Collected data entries
'''

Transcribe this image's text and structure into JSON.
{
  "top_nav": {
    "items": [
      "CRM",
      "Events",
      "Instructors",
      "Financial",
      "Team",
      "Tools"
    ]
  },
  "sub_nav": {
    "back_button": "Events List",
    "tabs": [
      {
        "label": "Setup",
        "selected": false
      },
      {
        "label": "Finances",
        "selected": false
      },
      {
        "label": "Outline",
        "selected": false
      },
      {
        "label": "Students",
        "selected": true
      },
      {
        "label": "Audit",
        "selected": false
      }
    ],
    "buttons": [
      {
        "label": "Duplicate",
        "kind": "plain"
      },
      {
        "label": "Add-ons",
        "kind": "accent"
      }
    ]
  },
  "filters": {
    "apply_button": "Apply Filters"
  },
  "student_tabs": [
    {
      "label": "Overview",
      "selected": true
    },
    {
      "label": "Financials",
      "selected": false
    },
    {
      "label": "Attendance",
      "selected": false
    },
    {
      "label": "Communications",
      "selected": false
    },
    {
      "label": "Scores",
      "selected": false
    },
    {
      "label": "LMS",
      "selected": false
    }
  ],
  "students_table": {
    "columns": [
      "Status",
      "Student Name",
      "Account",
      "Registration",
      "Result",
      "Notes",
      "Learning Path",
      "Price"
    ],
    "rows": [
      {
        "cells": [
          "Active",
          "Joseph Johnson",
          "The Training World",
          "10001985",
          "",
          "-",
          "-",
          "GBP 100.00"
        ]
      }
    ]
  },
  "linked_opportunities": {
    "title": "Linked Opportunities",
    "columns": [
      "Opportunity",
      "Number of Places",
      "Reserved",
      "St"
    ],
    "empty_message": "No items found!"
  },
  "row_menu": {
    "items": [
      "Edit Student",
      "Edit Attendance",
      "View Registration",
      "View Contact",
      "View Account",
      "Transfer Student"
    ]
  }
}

'''

* **Job**
Write the data back out verbatim.

* **Answer to this problem**
Transcribe this image's text and structure into JSON.
{
  "top_nav": {
    "items": [
      "CRM",
      "Events",
      "Instructors",
      "Financial",
      "Team",
      "Tools"
    ]
  },
  "sub_nav": {
    "back_button": "Events List",
    "tabs": [
      {
        "label": "Setup",
        "selected": false
      },
      {
        "label": "Finances",
        "selected": false
      },
      {
        "label": "Outline",
        "selected": false
      },
      {
        "label": "Students",
        "selected": true
      },
      {
        "label": "Audit",
        "selected": false
      }
    ],
    "buttons": [
      {
        "label": "Duplicate",
        "kind": "plain"
      },
      {
        "label": "Add-ons",
        "kind": "accent"
      }
    ]
  },
  "filters": {
    "apply_button": "Apply Filters"
  },
  "student_tabs": [
    {
      "label": "Overview",
      "selected": true
    },
    {
      "label": "Financials",
      "selected": false
    },
    {
      "label": "Attendance",
      "selected": false
    },
    {
      "label": "Communications",
      "selected": false
    },
    {
      "label": "Scores",
      "selected": false
    },
    {
      "label": "LMS",
      "selected": false
    }
  ],
  "students_table": {
    "columns": [
      "Status",
      "Student Name",
      "Account",
      "Registration",
      "Result",
      "Notes",
      "Learning Path",
      "Price"
    ],
    "rows": [
      {
        "cells": [
          "Active",
          "Joseph Johnson",
          "The Training World",
          "10001985",
          "",
          "-",
          "-",
          "GBP 100.00"
        ]
      }
    ]
  },
  "linked_opportunities": {
    "title": "Linked Opportunities",
    "columns": [
      "Opportunity",
      "Number of Places",
      "Reserved",
      "St"
    ],
    "empty_message": "No items found!"
  },
  "row_menu": {
    "items": [
      "Edit Student",
      "Edit Attendance",
      "View Registration",
      "View Contact",
      "View Account",
      "Transfer Student"
    ]
  }
}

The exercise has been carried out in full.